▸ Aim
Look through the records below, count the lines with the word "heavy", and reply with only the number.

===== Material for this exercise

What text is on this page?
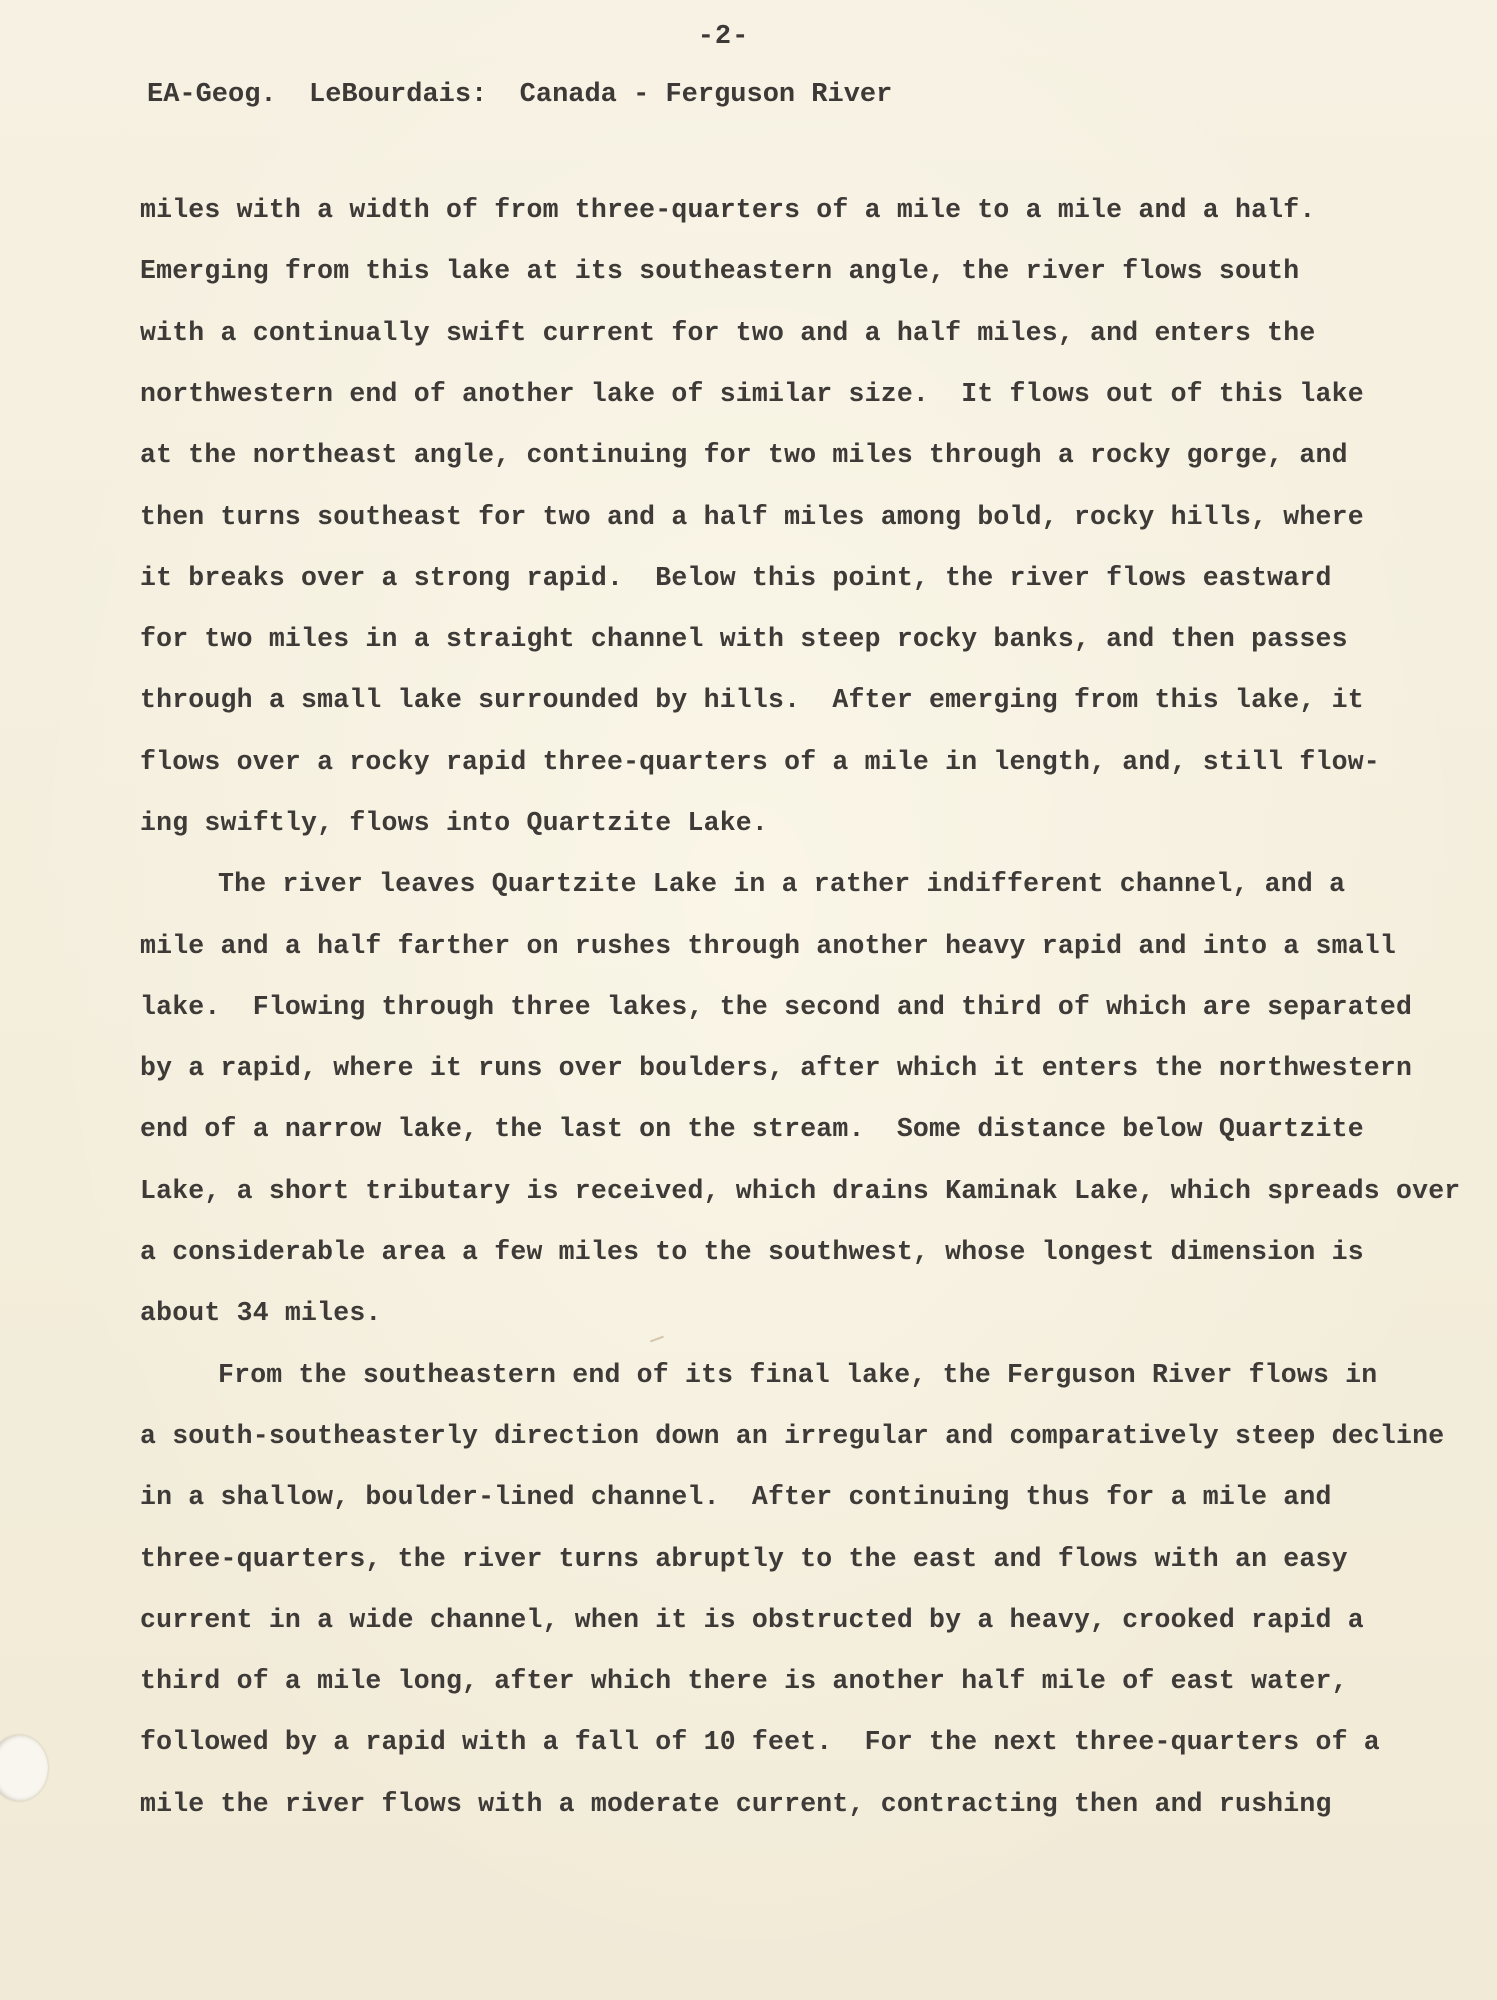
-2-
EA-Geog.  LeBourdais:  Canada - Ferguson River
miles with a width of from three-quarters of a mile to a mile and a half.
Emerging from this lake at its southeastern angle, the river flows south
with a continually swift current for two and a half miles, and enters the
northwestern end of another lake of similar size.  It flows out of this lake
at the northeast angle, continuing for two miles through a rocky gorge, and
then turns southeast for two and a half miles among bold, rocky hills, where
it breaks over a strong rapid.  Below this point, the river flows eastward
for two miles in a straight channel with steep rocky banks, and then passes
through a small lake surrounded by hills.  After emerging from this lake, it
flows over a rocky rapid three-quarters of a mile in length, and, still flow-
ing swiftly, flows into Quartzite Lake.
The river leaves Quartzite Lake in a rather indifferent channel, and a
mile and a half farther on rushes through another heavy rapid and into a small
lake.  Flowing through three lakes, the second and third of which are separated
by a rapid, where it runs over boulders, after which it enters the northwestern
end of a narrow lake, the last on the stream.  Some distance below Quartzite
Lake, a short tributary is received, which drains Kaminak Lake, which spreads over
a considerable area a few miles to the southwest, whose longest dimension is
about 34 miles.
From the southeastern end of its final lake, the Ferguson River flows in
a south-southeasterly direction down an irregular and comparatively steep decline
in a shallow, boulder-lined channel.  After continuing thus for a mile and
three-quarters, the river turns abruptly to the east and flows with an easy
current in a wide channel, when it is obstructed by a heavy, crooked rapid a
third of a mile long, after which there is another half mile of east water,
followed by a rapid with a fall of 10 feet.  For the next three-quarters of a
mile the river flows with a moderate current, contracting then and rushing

==========

▸ The solution
2